Der Parteitag der AfD in Riesa neigt sich dem Ende zu. Während am Samstag vor der Halle tausende Gegendemonstranten erfolglos versuchten, das Treffen zu verhindern, aber für erhebliche Verzögerungen sorgten, wurde in der Halle AfD-Chefin Alice Weidel endgültig zur Kanzlerkandidatin gekürt.
Anschließend begann die Partei, über die einzelnen Passagen ihres Wahlprogramms abzustimmen. Die wohl wichtigste Entscheidung am Sonntag: Mit deutlicher Mehrheit wurde die von einem möglichen Verbot durch das Innenministerium bedrohte „Junge Alternative“ aufgelöst und die Jugendorganisation in die Partei überführt. Welches Fazit kann man also von diesem Parteitag ziehen?
Alice Weidel wurde zur Kanzlerkandidatin gekürt.
Es ist weiterhin nicht normal, dass ein Parteitag einer demokratisch gewählten Partei mit 2000 Polizisten geschützt werden muss, Delegierte fünf Stunden zu spät eintreffen, nur weil Linksradikale Straßen blockieren, und selbst Journalisten massiv bedrängt werden. Die Antifa spielte mitunter Polizei und kontrollierte Ausweise von Anreisenden. Und selbst der Vorsitzende der Grünen Jugend beteiligte sich an den Blockaden der Aktivisten-Gruppierung „Widersetzen“. Wer diese auf AfD-Parteitag mittlerweile normale Prozedur für wünschenswert hält, braucht auch nicht mehr von „demokratischen Gepflogenheiten“ sprechen.
Der Kontrast vor und in der Halle macht es noch absurder: Draußen beobachtete man linke Aktivisten, die davon ausgehen, dass 1933 kurz vor der Tür stehe, und die jeden, der mit Aktentasche an ihnen vorbeilief, als „Faschoschwein“ beschimpften, drinnen hörte man einem in weiten Teilen bürokratisch-langweiligem Parteitag zu, von Menschen organisiert und durchgeführt, deren Meinung man nicht teilen muss, mit denen man aber normale Konversationen führen kann.

AUFGABEN =
a - Übertragen Sie aus dem Text über den AfD-Parteitag in Riesa wortgetreu den Abschnitt, der mit den Worten „Der Parteitag der“ einsetzt und mit „wurde zur Kanzlerkandidatin gekürt.“ schließt.
b - Beantworten Sie anhand des Textes über den AfD-Parteitag in Riesa folgende Fragen:
(i) Was beschloss der Parteitag am Sonntag in Bezug auf die „Junge Alternative“?
(ii) Wie viele Polizisten mussten den Parteitag schützen?
(iii) An den Blockaden welcher Aktivisten-Gruppierung beteiligte sich der Vorsitzende der Grünen Jugend?
c - Führen Sie den Text über den AfD-Parteitag in Riesa im Anschluss an seinen letzten Satz fort.

MATERIALAUSZÜGE =
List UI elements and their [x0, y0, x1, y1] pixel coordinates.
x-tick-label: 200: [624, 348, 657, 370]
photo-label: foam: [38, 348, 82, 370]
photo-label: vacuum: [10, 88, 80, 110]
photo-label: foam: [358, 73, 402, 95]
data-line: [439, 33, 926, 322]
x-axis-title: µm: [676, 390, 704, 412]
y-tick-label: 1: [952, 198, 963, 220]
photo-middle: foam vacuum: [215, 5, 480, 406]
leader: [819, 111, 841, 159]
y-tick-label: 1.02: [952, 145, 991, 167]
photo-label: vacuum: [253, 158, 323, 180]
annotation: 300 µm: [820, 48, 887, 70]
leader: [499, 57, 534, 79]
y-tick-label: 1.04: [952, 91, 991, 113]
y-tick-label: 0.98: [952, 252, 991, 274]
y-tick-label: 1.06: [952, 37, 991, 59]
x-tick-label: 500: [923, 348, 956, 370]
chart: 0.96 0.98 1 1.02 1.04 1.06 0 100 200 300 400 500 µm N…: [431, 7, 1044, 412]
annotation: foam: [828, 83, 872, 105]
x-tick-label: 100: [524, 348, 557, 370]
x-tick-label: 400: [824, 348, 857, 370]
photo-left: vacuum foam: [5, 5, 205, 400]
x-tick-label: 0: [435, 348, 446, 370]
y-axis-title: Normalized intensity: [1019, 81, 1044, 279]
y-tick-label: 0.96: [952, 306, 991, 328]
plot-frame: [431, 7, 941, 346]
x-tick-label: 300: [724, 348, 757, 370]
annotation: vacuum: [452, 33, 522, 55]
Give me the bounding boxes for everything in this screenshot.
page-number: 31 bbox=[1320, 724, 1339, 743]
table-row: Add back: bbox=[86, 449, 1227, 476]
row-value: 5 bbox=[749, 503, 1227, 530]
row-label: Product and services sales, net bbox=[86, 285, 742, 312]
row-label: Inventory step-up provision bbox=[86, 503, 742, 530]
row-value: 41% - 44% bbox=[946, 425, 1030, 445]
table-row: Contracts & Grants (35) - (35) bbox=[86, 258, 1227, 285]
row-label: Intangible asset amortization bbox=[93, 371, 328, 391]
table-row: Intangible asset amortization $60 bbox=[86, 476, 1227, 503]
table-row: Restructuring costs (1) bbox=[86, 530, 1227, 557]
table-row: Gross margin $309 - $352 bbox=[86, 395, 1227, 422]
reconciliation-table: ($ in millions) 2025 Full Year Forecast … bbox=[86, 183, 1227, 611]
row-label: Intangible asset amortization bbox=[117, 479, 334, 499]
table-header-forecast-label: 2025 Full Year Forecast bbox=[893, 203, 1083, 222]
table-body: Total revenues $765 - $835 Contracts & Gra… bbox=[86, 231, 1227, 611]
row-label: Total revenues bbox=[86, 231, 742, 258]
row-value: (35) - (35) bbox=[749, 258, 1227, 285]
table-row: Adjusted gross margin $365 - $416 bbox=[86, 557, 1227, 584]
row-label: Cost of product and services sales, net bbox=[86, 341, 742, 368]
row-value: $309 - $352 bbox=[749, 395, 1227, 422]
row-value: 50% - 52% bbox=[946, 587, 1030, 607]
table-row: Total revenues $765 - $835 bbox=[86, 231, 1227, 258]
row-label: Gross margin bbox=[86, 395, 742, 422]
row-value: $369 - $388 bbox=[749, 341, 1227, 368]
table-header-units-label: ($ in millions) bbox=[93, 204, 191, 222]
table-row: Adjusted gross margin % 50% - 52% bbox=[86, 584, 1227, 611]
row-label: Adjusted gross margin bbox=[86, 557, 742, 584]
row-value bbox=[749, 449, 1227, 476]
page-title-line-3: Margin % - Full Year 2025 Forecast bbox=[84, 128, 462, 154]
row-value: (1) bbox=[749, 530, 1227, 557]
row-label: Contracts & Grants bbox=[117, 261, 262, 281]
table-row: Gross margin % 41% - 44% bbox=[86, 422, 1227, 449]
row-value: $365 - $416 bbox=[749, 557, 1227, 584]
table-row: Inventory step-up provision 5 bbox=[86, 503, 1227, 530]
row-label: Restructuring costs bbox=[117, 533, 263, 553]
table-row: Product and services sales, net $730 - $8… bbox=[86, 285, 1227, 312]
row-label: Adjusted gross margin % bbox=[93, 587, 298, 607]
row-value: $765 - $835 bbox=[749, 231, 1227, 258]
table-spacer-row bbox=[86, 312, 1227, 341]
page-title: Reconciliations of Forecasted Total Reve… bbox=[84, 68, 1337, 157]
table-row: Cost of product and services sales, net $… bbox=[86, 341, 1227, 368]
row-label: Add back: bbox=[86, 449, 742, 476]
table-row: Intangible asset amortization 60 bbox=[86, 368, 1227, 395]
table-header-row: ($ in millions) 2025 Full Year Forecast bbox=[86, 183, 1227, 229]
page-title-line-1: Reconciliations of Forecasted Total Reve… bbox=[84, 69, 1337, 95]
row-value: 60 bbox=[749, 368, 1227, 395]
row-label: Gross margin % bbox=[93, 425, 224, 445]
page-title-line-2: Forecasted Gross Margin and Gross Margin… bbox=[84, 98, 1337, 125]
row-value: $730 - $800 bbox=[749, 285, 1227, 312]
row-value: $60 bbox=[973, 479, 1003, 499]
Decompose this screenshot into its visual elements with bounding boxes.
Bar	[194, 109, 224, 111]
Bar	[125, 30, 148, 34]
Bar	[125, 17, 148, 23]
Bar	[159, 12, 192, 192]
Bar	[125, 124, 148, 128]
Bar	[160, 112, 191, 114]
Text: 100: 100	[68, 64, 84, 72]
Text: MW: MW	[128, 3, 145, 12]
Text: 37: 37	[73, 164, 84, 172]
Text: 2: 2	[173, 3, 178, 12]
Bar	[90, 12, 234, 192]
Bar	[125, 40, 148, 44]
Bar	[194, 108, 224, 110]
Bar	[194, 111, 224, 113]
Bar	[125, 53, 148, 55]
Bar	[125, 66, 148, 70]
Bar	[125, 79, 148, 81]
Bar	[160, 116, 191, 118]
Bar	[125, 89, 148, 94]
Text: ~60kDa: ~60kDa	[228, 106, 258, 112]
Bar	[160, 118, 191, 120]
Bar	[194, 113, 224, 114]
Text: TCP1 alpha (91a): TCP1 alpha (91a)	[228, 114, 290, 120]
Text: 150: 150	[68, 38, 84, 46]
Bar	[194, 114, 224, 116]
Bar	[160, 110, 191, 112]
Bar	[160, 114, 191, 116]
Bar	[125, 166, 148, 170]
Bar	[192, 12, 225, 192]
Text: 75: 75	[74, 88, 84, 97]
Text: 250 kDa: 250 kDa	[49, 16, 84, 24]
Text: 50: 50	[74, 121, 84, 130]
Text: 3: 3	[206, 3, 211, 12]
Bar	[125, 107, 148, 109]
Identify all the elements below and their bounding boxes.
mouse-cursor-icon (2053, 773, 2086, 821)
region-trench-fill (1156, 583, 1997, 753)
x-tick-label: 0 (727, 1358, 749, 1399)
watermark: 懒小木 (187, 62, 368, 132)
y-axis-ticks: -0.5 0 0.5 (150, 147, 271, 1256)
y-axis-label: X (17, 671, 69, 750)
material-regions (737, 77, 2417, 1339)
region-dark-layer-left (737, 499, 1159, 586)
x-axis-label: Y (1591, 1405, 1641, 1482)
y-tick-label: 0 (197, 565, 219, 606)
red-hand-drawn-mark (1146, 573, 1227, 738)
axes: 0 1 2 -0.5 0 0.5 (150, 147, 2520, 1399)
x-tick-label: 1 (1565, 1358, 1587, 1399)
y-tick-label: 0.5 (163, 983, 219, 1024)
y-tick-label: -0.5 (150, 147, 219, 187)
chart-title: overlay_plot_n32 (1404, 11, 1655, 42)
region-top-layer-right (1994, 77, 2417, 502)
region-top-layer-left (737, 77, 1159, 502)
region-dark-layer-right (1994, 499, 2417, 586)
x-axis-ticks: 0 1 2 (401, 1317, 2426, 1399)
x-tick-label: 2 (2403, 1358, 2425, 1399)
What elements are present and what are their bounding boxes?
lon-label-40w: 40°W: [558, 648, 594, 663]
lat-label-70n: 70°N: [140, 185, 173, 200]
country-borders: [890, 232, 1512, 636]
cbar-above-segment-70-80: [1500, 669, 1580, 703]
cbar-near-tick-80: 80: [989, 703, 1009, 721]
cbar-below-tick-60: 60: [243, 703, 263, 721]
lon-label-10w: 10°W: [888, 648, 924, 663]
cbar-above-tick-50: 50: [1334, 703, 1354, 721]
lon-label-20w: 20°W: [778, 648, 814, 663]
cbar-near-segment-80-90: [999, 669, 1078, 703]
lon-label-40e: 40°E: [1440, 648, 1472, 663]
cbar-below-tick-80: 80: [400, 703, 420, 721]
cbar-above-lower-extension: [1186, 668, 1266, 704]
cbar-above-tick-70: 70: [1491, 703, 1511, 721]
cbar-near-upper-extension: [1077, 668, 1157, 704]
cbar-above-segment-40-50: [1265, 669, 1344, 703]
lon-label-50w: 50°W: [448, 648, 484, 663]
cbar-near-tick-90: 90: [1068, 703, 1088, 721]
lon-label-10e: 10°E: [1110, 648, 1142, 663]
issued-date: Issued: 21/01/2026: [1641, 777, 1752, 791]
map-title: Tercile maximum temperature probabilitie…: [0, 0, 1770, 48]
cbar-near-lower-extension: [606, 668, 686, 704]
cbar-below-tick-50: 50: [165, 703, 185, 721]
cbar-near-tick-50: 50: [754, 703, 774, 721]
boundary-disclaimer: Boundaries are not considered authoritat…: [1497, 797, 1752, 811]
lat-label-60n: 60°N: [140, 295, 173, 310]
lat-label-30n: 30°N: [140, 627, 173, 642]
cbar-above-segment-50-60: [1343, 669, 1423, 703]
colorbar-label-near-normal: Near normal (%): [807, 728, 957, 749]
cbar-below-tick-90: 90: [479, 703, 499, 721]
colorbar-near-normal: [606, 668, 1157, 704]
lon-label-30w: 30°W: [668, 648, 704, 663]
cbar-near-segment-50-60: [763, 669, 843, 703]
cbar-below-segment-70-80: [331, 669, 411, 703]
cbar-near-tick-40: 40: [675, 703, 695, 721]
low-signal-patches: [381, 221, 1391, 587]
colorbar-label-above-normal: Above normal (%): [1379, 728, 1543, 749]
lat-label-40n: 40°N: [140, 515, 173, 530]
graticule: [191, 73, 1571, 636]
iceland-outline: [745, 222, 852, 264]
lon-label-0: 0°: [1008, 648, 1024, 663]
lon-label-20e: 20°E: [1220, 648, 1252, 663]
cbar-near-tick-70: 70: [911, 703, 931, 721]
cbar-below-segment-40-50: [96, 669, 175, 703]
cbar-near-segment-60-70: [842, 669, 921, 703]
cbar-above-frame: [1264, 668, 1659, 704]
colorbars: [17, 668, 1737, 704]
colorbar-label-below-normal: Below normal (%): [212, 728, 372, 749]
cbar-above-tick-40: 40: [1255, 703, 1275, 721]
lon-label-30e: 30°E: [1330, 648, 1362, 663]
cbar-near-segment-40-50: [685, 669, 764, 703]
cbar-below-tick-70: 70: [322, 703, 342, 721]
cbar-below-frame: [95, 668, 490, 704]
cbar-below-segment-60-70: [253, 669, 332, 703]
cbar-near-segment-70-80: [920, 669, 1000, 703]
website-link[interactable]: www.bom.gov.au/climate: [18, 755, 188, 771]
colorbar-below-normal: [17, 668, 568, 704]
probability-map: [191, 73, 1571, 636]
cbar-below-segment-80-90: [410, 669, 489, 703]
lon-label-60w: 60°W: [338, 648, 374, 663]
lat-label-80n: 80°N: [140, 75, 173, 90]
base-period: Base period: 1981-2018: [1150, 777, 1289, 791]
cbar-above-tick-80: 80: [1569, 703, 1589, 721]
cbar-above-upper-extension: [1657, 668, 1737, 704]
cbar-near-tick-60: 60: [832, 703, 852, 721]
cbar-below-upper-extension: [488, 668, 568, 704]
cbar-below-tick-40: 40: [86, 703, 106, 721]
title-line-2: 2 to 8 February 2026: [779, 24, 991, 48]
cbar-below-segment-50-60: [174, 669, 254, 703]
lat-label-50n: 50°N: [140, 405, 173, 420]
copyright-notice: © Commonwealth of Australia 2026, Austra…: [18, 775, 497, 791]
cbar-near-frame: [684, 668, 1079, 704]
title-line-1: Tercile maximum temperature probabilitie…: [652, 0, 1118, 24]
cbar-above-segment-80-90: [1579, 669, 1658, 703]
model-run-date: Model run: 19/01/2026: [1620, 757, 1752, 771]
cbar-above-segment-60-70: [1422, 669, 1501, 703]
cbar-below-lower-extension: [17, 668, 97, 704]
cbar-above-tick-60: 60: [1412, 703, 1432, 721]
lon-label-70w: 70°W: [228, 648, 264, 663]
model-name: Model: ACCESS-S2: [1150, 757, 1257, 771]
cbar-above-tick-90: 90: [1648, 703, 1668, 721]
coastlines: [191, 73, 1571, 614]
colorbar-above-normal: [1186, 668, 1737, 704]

LÖSUNGEN =
a -
Der Parteitag der AfD in Riesa neigt sich dem Ende zu. Während am Samstag vor der Halle tausende Gegendemonstranten erfolglos versuchten, das Treffen zu verhindern, aber für erhebliche Verzögerungen sorgten, wurde in der Halle AfD-Chefin Alice Weidel endgültig zur Kanzlerkandidatin gekürt.
Anschließend begann die Partei, über die einzelnen Passagen ihres Wahlprogramms abzustimmen. Die wohl wichtigste Entscheidung am Sonntag: Mit deutlicher Mehrheit wurde die von einem möglichen Verbot durch das Innenministerium bedrohte „Junge Alternative“ aufgelöst und die Jugendorganisation in die Partei überführt. Welches Fazit kann man also von diesem Parteitag ziehen?
Alice Weidel wurde zur Kanzlerkandidatin gekürt.

b -
(i) Sie wurde mit deutlicher Mehrheit aufgelöst, und die Jugendorganisation wurde in die Partei überführt.
(ii) 2000 Polizisten.
(iii) An den Blockaden der Gruppierung „Widersetzen“.

c -
Die Professionalisierung der Partei ist seit 2023 spürbar. „Heiße Eisen“ werden frühzeitig abmoderiert, um keine mediale Angriffsfläche mehr zu bieten. Dazu werden Kompromisse meist intern vor den Abstimmungen ausgehandelt, und Konflikte nicht mehr in offener Feldschlacht im Saal ausgetragen. Frühere Parteitage der AfD endeten häufig im Chaos.
Seit der Auflösung des Flügels haben sich auch die Konfliktlinien in der Partei geändert. Die Streitigkeiten innerhalb der Partei werden nicht mehr von einem eher national-liberaleren Lager und einem Rechtsaußenblock geführt, sondern von unterschiedlichen Bündnissen und vor allem von den Interessen der einzelnen Landesverbände dominiert.
Für das Wahlprogramm entscheidend, waren vor allem die folgenden Punkte: Am Samstag strich die Partei die Forderung eines „Dexit“ aus ihrem Wahlprogramm, der in der Öffentlichkeit kaum zu verkaufen ist. Stattdessen soll die EU nun in einen „Bund europäischer Nationen“ reformiert werden. Auch eine mögliche Verschärfung beim Thema Abtreibungen verhinderte der Parteitag.
AfD-Chef Tino Chrupalla sprach das Grußwort.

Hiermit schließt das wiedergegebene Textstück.